# TASK STATEMENT
Examine the entries and show every line in which the word "Fundamental" is found.

# DATA FOR THE TASK
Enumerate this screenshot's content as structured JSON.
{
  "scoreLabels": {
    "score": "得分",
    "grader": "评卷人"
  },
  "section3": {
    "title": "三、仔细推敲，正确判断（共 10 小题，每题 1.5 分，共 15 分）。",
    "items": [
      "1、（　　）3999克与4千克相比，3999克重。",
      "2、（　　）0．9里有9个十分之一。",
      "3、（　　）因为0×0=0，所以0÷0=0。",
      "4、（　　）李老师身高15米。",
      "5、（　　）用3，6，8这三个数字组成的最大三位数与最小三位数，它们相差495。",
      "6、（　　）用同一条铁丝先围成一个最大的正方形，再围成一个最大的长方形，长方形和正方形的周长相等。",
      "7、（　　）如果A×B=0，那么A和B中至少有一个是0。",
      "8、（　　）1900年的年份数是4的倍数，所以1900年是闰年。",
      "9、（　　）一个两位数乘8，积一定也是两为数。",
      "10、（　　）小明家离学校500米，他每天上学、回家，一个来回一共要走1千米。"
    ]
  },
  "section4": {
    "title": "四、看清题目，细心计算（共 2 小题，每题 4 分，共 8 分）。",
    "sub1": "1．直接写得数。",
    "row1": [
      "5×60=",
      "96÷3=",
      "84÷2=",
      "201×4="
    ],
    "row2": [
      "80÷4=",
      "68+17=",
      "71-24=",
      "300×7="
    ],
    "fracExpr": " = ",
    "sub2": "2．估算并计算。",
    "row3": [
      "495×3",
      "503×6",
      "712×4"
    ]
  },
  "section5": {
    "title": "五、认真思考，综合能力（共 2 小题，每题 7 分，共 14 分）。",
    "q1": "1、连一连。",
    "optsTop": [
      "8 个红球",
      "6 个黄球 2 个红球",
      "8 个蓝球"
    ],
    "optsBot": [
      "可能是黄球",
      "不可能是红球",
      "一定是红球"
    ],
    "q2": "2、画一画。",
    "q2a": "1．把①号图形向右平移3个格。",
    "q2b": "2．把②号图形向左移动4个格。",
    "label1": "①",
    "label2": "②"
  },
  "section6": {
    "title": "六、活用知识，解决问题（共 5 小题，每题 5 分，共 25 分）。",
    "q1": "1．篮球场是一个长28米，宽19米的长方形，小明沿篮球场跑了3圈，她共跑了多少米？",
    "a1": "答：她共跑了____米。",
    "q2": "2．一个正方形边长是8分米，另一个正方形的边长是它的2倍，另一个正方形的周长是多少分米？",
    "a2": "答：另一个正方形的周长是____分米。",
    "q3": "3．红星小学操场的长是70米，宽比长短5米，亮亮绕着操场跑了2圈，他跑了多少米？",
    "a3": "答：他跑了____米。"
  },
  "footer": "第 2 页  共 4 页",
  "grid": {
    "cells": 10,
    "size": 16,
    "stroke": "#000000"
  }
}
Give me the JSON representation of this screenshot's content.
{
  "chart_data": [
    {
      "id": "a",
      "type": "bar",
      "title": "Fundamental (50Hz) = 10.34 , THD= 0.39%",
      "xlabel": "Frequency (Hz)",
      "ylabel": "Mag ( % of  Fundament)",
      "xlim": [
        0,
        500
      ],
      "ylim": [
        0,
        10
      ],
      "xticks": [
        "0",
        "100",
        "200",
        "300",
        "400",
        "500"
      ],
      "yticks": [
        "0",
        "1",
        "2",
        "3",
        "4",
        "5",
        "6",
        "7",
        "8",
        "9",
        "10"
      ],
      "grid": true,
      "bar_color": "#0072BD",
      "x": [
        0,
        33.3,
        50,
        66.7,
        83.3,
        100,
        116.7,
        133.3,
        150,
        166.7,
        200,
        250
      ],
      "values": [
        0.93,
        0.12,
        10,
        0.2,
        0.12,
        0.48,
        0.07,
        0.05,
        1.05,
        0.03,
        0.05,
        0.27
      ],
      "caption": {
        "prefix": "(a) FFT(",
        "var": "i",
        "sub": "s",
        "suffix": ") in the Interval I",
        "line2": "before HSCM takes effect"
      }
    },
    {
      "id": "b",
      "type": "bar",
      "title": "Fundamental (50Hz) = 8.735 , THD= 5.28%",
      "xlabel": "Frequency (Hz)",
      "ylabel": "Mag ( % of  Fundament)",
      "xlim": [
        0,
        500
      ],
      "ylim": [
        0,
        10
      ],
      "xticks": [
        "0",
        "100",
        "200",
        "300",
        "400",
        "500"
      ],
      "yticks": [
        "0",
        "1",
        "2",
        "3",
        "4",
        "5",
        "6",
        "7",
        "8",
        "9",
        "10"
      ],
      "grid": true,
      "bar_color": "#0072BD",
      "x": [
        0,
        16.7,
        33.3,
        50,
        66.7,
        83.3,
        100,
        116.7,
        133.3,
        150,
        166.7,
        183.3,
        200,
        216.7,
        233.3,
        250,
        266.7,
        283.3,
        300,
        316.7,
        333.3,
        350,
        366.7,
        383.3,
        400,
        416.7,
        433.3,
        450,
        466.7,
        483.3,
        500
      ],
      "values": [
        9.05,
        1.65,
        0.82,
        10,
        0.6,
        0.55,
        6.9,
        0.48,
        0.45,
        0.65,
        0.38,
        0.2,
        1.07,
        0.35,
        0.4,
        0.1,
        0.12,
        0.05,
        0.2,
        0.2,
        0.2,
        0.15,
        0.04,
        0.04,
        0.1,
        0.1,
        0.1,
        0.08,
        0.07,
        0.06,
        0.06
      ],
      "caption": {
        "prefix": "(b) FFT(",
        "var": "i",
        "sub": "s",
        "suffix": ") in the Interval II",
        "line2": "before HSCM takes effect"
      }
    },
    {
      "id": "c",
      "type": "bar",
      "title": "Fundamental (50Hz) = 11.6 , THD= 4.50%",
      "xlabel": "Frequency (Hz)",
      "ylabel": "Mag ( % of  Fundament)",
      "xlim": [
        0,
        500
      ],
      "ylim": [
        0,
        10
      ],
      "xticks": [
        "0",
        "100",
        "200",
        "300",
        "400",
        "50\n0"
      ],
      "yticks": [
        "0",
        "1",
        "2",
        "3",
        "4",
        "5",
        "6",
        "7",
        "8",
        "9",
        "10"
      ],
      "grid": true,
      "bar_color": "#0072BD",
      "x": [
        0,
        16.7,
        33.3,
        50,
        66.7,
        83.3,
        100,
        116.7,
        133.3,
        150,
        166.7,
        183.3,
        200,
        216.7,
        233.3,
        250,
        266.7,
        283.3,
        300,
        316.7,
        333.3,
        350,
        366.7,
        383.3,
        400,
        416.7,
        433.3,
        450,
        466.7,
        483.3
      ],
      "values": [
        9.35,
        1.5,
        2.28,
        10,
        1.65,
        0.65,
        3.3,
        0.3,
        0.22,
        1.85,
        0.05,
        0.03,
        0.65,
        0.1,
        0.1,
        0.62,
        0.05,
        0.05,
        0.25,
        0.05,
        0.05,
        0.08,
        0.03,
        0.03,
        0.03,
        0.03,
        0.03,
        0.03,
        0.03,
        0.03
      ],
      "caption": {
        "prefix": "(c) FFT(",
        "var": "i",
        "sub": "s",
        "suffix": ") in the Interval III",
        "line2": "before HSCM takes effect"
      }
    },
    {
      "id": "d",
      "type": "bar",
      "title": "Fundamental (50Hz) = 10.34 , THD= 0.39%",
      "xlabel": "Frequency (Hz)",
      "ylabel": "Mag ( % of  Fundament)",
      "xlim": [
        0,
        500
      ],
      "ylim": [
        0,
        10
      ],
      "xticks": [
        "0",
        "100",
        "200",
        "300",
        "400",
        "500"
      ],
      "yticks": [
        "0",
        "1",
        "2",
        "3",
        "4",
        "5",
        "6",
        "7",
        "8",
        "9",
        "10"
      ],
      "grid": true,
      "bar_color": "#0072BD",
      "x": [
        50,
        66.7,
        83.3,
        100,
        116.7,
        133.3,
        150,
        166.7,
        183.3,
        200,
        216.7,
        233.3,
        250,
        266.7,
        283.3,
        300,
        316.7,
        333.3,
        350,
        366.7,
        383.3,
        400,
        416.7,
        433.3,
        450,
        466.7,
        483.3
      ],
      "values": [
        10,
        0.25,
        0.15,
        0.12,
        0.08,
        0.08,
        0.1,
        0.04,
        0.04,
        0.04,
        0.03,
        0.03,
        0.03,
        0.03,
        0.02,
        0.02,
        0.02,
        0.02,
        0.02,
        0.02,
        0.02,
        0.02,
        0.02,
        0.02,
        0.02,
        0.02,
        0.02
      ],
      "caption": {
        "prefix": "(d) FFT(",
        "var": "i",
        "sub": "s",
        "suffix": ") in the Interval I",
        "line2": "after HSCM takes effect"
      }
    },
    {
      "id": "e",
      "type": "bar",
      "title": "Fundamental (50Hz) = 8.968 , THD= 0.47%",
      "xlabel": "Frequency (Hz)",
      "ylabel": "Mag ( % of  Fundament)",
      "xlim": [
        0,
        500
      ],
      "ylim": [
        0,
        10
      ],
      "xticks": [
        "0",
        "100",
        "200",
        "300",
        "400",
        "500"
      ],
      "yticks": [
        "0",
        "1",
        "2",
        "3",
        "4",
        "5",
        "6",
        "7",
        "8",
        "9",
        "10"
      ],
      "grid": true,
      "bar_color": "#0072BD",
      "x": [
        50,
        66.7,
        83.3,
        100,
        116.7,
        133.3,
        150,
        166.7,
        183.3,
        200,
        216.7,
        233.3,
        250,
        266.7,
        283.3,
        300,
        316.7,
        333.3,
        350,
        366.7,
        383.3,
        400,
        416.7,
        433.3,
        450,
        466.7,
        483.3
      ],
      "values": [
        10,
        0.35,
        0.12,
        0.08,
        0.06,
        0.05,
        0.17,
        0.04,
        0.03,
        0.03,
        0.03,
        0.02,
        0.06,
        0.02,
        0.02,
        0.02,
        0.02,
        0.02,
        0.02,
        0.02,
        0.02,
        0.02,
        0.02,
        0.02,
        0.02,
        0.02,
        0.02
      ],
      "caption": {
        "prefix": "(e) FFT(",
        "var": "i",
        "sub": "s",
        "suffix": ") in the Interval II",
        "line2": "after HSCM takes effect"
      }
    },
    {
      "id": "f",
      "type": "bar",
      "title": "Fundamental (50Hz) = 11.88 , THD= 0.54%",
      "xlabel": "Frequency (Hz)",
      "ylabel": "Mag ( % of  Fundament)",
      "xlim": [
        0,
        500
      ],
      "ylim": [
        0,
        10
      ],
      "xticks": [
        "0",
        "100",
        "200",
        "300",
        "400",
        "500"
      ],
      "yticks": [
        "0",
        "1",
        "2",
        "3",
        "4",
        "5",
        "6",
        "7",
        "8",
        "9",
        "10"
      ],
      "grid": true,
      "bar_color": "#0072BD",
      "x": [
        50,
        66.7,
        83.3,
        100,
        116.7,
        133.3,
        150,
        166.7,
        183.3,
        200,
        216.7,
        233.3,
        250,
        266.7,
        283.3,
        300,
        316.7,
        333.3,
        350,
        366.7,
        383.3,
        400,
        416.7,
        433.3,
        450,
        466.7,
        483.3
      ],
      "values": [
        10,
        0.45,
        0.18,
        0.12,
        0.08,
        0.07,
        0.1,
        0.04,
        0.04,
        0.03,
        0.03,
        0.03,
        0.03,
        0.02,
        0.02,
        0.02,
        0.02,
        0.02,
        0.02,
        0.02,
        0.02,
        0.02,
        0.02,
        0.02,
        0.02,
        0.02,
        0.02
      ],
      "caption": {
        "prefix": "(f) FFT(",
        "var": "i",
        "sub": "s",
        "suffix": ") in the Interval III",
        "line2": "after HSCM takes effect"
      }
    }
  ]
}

# RIGHT ANSWER
      "title": "Fundamental (50Hz) = 10.34 , THD= 0.39%",
      "title": "Fundamental (50Hz) = 8.735 , THD= 5.28%",
      "title": "Fundamental (50Hz) = 11.6 , THD= 4.50%",
      "title": "Fundamental (50Hz) = 10.34 , THD= 0.39%",
      "title": "Fundamental (50Hz) = 8.968 , THD= 0.47%",
      "title": "Fundamental (50Hz) = 11.88 , THD= 0.54%",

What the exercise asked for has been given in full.